> **Directive**
Please print every record below exactly as it appears.

> **Stored data**
════

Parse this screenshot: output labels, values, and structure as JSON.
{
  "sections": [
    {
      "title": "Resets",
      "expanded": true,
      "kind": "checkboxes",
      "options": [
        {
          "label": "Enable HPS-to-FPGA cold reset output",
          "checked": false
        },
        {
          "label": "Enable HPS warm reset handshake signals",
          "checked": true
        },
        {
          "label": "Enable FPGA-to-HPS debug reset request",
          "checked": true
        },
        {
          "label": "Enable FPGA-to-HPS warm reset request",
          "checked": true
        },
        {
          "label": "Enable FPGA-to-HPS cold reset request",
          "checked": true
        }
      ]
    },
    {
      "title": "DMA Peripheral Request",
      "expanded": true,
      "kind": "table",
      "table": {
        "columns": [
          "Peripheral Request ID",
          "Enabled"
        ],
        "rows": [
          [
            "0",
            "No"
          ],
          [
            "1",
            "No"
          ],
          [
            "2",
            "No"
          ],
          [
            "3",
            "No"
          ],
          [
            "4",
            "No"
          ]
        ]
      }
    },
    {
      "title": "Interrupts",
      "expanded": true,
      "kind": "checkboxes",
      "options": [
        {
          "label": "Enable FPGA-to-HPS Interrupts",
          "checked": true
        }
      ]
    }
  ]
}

════

> **Correct response**
Parse this screenshot: output labels, values, and structure as JSON.
{
  "sections": [
    {
      "title": "Resets",
      "expanded": true,
      "kind": "checkboxes",
      "options": [
        {
          "label": "Enable HPS-to-FPGA cold reset output",
          "checked": false
        },
        {
          "label": "Enable HPS warm reset handshake signals",
          "checked": true
        },
        {
          "label": "Enable FPGA-to-HPS debug reset request",
          "checked": true
        },
        {
          "label": "Enable FPGA-to-HPS warm reset request",
          "checked": true
        },
        {
          "label": "Enable FPGA-to-HPS cold reset request",
          "checked": true
        }
      ]
    },
    {
      "title": "DMA Peripheral Request",
      "expanded": true,
      "kind": "table",
      "table": {
        "columns": [
          "Peripheral Request ID",
          "Enabled"
        ],
        "rows": [
          [
            "0",
            "No"
          ],
          [
            "1",
            "No"
          ],
          [
            "2",
            "No"
          ],
          [
            "3",
            "No"
          ],
          [
            "4",
            "No"
          ]
        ]
      }
    },
    {
      "title": "Interrupts",
      "expanded": true,
      "kind": "checkboxes",
      "options": [
        {
          "label": "Enable FPGA-to-HPS Interrupts",
          "checked": true
        }
      ]
    }
  ]
}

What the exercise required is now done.